▶ SHORT PROBLEM: Repeat the listing that follows, character for character, minus the pictures.

########################################

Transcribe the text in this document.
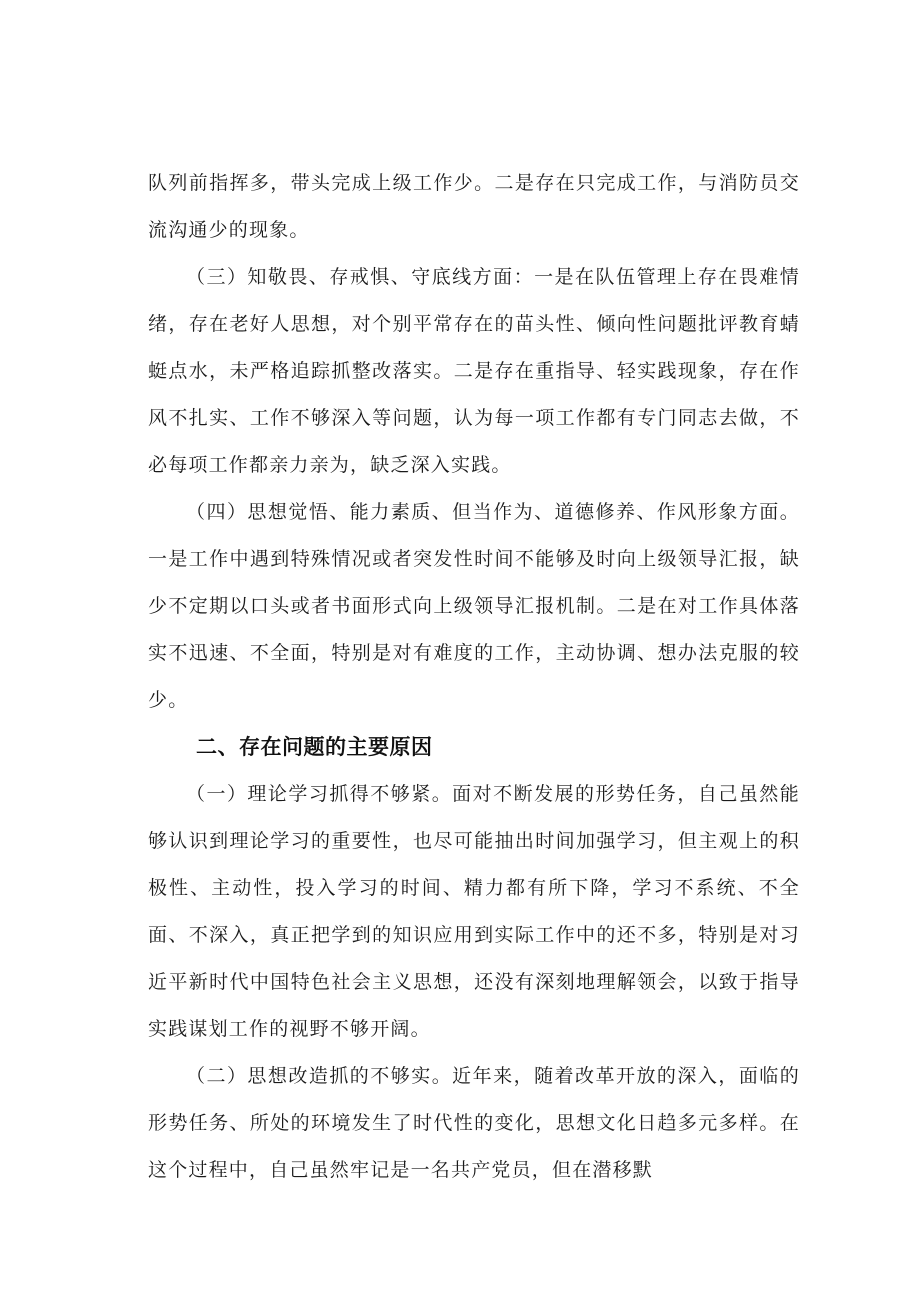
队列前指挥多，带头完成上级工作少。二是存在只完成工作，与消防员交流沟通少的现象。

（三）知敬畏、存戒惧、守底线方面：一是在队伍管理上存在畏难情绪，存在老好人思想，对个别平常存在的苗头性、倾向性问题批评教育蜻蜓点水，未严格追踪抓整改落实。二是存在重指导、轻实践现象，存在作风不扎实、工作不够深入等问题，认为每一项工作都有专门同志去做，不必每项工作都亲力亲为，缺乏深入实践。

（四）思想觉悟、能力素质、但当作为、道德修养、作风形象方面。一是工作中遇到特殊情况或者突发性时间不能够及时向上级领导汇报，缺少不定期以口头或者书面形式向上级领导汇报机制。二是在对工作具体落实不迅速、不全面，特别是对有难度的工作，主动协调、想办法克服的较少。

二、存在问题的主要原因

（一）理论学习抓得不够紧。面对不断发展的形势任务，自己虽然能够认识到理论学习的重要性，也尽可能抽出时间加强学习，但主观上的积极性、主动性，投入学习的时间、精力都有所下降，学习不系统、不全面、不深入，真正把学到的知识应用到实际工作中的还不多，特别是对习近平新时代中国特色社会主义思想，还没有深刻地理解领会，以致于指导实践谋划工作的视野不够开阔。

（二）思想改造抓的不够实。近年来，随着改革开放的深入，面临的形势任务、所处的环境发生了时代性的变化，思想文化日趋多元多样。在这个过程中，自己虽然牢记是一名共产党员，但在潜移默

########################################

▶ RESULT BELOW:
Transcribe the text in this document.
队列前指挥多，带头完成上级工作少。二是存在只完成工作，与消防员交流沟通少的现象。

（三）知敬畏、存戒惧、守底线方面：一是在队伍管理上存在畏难情绪，存在老好人思想，对个别平常存在的苗头性、倾向性问题批评教育蜻蜓点水，未严格追踪抓整改落实。二是存在重指导、轻实践现象，存在作风不扎实、工作不够深入等问题，认为每一项工作都有专门同志去做，不必每项工作都亲力亲为，缺乏深入实践。

（四）思想觉悟、能力素质、但当作为、道德修养、作风形象方面。一是工作中遇到特殊情况或者突发性时间不能够及时向上级领导汇报，缺少不定期以口头或者书面形式向上级领导汇报机制。二是在对工作具体落实不迅速、不全面，特别是对有难度的工作，主动协调、想办法克服的较少。

二、存在问题的主要原因

（一）理论学习抓得不够紧。面对不断发展的形势任务，自己虽然能够认识到理论学习的重要性，也尽可能抽出时间加强学习，但主观上的积极性、主动性，投入学习的时间、精力都有所下降，学习不系统、不全面、不深入，真正把学到的知识应用到实际工作中的还不多，特别是对习近平新时代中国特色社会主义思想，还没有深刻地理解领会，以致于指导实践谋划工作的视野不够开阔。

（二）思想改造抓的不够实。近年来，随着改革开放的深入，面临的形势任务、所处的环境发生了时代性的变化，思想文化日趋多元多样。在这个过程中，自己虽然牢记是一名共产党员，但在潜移默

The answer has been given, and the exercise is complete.